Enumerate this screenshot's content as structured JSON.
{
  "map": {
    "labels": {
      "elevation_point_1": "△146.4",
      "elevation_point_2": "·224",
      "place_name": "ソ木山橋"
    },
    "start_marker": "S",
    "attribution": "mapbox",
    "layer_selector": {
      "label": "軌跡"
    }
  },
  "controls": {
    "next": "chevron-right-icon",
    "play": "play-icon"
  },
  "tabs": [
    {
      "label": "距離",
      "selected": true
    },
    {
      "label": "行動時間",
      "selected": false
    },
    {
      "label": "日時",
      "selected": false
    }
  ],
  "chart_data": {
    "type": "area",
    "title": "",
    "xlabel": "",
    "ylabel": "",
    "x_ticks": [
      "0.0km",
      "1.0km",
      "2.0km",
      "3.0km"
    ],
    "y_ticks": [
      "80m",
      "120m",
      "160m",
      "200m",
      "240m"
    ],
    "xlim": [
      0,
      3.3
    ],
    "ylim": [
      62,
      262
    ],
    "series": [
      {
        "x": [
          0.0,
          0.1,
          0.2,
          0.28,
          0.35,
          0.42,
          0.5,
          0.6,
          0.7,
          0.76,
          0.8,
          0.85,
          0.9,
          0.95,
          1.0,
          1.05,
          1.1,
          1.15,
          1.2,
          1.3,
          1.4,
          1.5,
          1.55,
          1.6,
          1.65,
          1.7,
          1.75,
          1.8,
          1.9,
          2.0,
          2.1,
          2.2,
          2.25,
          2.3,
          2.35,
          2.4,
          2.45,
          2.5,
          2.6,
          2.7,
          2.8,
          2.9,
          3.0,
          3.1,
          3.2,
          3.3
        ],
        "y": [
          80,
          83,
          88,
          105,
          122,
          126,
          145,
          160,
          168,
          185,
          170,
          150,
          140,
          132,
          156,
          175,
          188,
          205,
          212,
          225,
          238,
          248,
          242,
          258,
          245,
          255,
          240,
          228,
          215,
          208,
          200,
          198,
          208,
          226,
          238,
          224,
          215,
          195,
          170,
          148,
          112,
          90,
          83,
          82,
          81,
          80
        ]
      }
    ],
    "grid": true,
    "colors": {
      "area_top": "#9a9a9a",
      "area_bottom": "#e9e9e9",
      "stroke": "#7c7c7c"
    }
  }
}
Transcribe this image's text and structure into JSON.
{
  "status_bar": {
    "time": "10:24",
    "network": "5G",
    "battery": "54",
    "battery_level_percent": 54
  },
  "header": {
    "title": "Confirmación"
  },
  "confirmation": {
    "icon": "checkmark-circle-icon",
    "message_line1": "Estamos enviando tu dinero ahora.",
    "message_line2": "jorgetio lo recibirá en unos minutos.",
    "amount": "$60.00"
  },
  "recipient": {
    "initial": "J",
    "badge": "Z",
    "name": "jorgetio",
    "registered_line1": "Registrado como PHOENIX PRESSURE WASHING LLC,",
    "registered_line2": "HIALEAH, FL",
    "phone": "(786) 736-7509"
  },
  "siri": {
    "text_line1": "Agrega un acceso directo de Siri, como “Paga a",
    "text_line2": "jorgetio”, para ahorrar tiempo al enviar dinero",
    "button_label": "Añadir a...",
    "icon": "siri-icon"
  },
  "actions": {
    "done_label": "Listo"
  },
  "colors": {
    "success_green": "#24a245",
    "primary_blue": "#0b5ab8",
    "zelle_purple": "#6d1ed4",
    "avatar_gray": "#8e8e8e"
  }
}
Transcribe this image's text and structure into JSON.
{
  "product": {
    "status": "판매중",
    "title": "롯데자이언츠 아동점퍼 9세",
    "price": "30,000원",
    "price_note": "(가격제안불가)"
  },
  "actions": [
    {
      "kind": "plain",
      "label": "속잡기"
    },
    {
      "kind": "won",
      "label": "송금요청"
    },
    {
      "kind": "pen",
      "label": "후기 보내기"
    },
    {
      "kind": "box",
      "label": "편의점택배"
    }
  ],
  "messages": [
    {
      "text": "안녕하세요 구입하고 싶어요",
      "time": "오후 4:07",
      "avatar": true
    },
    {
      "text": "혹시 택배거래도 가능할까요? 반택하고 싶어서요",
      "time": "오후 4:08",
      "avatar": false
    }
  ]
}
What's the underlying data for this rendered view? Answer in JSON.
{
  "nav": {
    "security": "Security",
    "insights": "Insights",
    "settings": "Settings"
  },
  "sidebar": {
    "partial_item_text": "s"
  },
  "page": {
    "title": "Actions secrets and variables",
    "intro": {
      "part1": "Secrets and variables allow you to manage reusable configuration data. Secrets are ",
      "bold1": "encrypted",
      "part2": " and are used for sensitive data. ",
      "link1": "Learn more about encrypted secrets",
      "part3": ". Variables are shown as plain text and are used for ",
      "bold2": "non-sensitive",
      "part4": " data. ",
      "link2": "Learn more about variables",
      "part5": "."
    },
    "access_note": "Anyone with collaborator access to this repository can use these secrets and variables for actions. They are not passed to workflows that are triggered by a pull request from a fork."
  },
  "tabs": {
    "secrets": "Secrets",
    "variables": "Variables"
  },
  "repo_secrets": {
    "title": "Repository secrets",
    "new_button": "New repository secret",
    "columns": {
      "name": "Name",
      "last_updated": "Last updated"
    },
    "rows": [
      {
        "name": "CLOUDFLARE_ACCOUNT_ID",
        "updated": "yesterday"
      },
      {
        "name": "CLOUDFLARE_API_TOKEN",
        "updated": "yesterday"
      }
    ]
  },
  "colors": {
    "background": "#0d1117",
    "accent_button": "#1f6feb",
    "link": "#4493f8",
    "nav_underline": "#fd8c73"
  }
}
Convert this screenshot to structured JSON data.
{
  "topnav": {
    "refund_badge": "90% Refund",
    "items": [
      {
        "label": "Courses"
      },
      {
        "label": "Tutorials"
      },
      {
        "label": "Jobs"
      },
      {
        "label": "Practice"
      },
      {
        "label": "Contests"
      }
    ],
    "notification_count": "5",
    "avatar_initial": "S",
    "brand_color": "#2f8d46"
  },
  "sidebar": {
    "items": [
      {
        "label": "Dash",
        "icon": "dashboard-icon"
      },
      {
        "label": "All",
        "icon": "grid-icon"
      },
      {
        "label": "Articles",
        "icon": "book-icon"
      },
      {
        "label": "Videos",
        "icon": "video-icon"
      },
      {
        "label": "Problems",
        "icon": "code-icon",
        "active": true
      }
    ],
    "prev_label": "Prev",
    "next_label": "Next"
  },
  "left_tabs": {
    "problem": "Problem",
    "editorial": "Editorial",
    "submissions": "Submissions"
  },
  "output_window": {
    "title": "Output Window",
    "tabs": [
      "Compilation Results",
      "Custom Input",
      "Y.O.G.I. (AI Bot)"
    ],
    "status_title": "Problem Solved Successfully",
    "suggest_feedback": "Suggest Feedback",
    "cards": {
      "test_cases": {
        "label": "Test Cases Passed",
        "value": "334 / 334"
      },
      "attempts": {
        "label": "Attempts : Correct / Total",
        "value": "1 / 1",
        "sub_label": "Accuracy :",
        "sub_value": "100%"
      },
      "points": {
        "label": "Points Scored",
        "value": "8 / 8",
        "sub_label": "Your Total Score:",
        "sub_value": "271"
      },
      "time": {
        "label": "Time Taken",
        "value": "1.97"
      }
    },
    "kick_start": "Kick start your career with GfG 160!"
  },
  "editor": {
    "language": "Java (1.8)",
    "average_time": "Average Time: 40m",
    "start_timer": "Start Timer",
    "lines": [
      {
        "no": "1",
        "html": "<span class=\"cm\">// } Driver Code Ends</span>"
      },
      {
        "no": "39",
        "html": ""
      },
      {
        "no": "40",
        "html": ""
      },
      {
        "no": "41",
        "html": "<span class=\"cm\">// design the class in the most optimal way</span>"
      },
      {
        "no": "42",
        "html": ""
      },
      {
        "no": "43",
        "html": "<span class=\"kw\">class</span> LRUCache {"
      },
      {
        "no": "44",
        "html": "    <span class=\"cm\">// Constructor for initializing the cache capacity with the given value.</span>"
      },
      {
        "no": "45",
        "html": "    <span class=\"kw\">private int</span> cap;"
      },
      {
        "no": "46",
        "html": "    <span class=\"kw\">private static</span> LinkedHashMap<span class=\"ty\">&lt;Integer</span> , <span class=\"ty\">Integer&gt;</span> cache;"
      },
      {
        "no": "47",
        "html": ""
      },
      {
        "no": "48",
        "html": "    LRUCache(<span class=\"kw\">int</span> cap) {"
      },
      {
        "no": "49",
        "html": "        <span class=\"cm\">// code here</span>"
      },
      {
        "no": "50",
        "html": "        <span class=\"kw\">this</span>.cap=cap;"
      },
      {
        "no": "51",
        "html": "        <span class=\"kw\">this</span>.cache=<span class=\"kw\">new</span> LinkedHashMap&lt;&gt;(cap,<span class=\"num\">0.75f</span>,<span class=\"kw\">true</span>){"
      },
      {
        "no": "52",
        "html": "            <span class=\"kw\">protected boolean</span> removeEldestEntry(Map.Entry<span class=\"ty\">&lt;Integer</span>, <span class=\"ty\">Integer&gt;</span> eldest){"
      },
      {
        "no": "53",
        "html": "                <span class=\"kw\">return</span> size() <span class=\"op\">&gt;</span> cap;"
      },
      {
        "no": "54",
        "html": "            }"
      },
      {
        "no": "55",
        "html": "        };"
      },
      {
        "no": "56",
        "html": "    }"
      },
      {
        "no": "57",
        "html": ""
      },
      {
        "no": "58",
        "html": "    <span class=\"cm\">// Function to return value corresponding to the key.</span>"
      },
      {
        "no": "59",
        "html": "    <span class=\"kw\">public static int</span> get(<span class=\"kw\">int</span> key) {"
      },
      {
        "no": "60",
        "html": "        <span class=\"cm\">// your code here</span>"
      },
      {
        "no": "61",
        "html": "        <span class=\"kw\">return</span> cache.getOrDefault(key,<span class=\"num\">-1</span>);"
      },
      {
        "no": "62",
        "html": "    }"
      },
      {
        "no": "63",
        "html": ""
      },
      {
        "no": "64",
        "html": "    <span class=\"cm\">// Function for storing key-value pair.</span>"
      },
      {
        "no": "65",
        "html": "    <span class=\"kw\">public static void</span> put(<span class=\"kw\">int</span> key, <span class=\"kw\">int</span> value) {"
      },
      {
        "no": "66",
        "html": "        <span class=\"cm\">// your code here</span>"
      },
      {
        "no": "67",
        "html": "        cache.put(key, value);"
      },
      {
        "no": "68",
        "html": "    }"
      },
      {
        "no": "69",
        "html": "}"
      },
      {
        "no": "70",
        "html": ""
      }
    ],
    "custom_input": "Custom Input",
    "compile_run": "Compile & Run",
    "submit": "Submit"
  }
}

* WORK REQUIRED *
State the number of lines in the records that contain the string "como", and nothing more.

* FULL SOLUTION *
2